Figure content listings
※ ※ ※
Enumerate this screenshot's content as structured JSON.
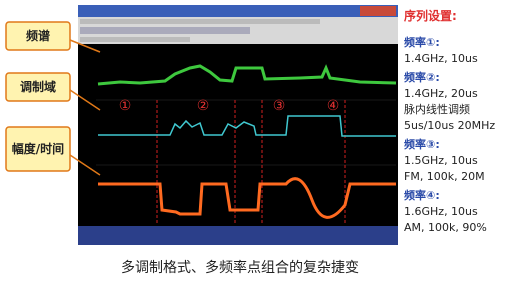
{
  "labels": [
    "频谱",
    "调制域",
    "幅度/时间"
  ],
  "markers": [
    "①",
    "②",
    "③",
    "④"
  ],
  "panel": {
    "title": "序列设置:",
    "items": [
      {
        "heading": "频率①:",
        "lines": [
          "1.4GHz, 10us"
        ]
      },
      {
        "heading": "频率②:",
        "lines": [
          "1.4GHz, 20us",
          "脉内线性调频",
          "5us/10us 20MHz"
        ]
      },
      {
        "heading": "频率③:",
        "lines": [
          "1.5GHz, 10us",
          "FM, 100k, 20M"
        ]
      },
      {
        "heading": "频率④:",
        "lines": [
          "1.6GHz, 10us",
          "AM, 100k, 90%"
        ]
      }
    ]
  },
  "caption": "多调制格式、多频率点组合的复杂捷变"
}
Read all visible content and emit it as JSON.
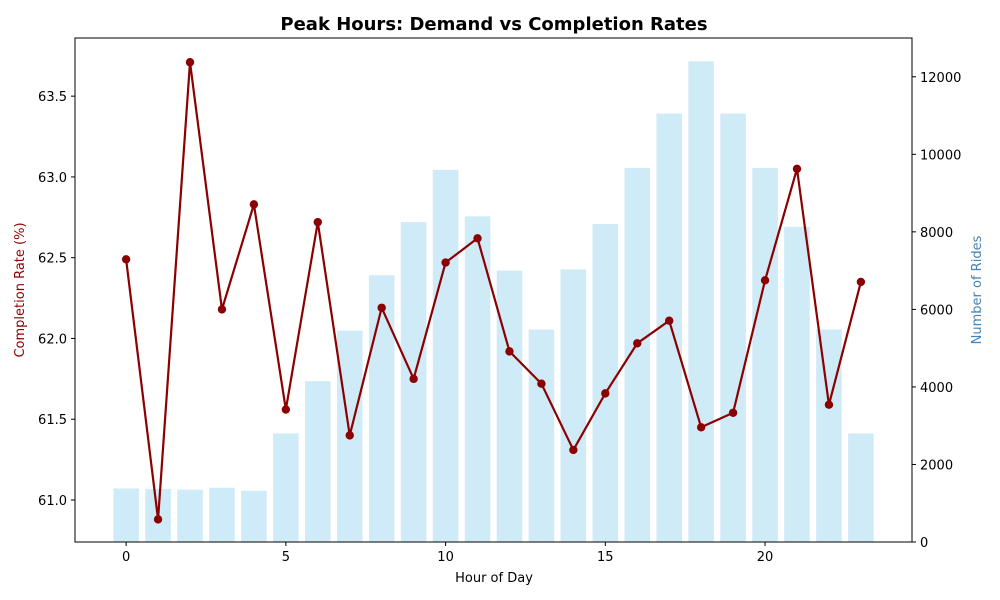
{
  "chart_data": {
    "type": "bar+line",
    "title": "Peak Hours: Demand vs Completion Rates",
    "xlabel": "Hour of Day",
    "ylabel_left": "Completion Rate (%)",
    "ylabel_right": "Number of Rides",
    "x": [
      0,
      1,
      2,
      3,
      4,
      5,
      6,
      7,
      8,
      9,
      10,
      11,
      12,
      13,
      14,
      15,
      16,
      17,
      18,
      19,
      20,
      21,
      22,
      23
    ],
    "x_ticks": [
      0,
      5,
      10,
      15,
      20
    ],
    "xlim": [
      -1.6,
      24.6
    ],
    "ylim_left": [
      60.74,
      63.86
    ],
    "ylim_right": [
      0,
      13000
    ],
    "yticks_left": [
      61.0,
      61.5,
      62.0,
      62.5,
      63.0,
      63.5
    ],
    "yticks_right": [
      0,
      2000,
      4000,
      6000,
      8000,
      10000,
      12000
    ],
    "yticks_left_labels": [
      "61.0",
      "61.5",
      "62.0",
      "62.5",
      "63.0",
      "63.5"
    ],
    "yticks_right_labels": [
      "0",
      "2000",
      "4000",
      "6000",
      "8000",
      "10000",
      "12000"
    ],
    "bars": {
      "values": [
        1380,
        1370,
        1350,
        1400,
        1320,
        2800,
        4150,
        5450,
        6880,
        8250,
        9600,
        8400,
        7000,
        5480,
        7030,
        8200,
        9650,
        11050,
        12400,
        11050,
        9650,
        8130,
        5480,
        2800
      ],
      "color": "#87ceeb"
    },
    "line": {
      "values": [
        62.49,
        60.88,
        63.71,
        62.18,
        62.83,
        61.56,
        62.72,
        61.4,
        62.19,
        61.75,
        62.47,
        62.62,
        61.92,
        61.72,
        61.31,
        61.66,
        61.97,
        62.11,
        61.45,
        61.54,
        62.36,
        63.05,
        61.59,
        62.35
      ],
      "color": "#8b0000"
    },
    "colors": {
      "left_axis_label": "#8b0000",
      "right_axis_label": "#4682b4"
    }
  }
}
※ ※ ※
What the exercise asks -> Leave the pictures out and print the records above exactly as they stand.

Answer for the task ->
Enumerate this screenshot's content as structured JSON.
{
  "labels": [
    "频谱",
    "调制域",
    "幅度/时间"
  ],
  "markers": [
    "①",
    "②",
    "③",
    "④"
  ],
  "panel": {
    "title": "序列设置:",
    "items": [
      {
        "heading": "频率①:",
        "lines": [
          "1.4GHz, 10us"
        ]
      },
      {
        "heading": "频率②:",
        "lines": [
          "1.4GHz, 20us",
          "脉内线性调频",
          "5us/10us 20MHz"
        ]
      },
      {
        "heading": "频率③:",
        "lines": [
          "1.5GHz, 10us",
          "FM, 100k, 20M"
        ]
      },
      {
        "heading": "频率④:",
        "lines": [
          "1.6GHz, 10us",
          "AM, 100k, 90%"
        ]
      }
    ]
  },
  "caption": "多调制格式、多频率点组合的复杂捷变"
}
Read all visible content and emit it as JSON.
{
  "chart_data": {
    "type": "bar+line",
    "title": "Peak Hours: Demand vs Completion Rates",
    "xlabel": "Hour of Day",
    "ylabel_left": "Completion Rate (%)",
    "ylabel_right": "Number of Rides",
    "x": [
      0,
      1,
      2,
      3,
      4,
      5,
      6,
      7,
      8,
      9,
      10,
      11,
      12,
      13,
      14,
      15,
      16,
      17,
      18,
      19,
      20,
      21,
      22,
      23
    ],
    "x_ticks": [
      0,
      5,
      10,
      15,
      20
    ],
    "xlim": [
      -1.6,
      24.6
    ],
    "ylim_left": [
      60.74,
      63.86
    ],
    "ylim_right": [
      0,
      13000
    ],
    "yticks_left": [
      61.0,
      61.5,
      62.0,
      62.5,
      63.0,
      63.5
    ],
    "yticks_right": [
      0,
      2000,
      4000,
      6000,
      8000,
      10000,
      12000
    ],
    "yticks_left_labels": [
      "61.0",
      "61.5",
      "62.0",
      "62.5",
      "63.0",
      "63.5"
    ],
    "yticks_right_labels": [
      "0",
      "2000",
      "4000",
      "6000",
      "8000",
      "10000",
      "12000"
    ],
    "bars": {
      "values": [
        1380,
        1370,
        1350,
        1400,
        1320,
        2800,
        4150,
        5450,
        6880,
        8250,
        9600,
        8400,
        7000,
        5480,
        7030,
        8200,
        9650,
        11050,
        12400,
        11050,
        9650,
        8130,
        5480,
        2800
      ],
      "color": "#87ceeb"
    },
    "line": {
      "values": [
        62.49,
        60.88,
        63.71,
        62.18,
        62.83,
        61.56,
        62.72,
        61.4,
        62.19,
        61.75,
        62.47,
        62.62,
        61.92,
        61.72,
        61.31,
        61.66,
        61.97,
        62.11,
        61.45,
        61.54,
        62.36,
        63.05,
        61.59,
        62.35
      ],
      "color": "#8b0000"
    },
    "colors": {
      "left_axis_label": "#8b0000",
      "right_axis_label": "#4682b4"
    }
  }
}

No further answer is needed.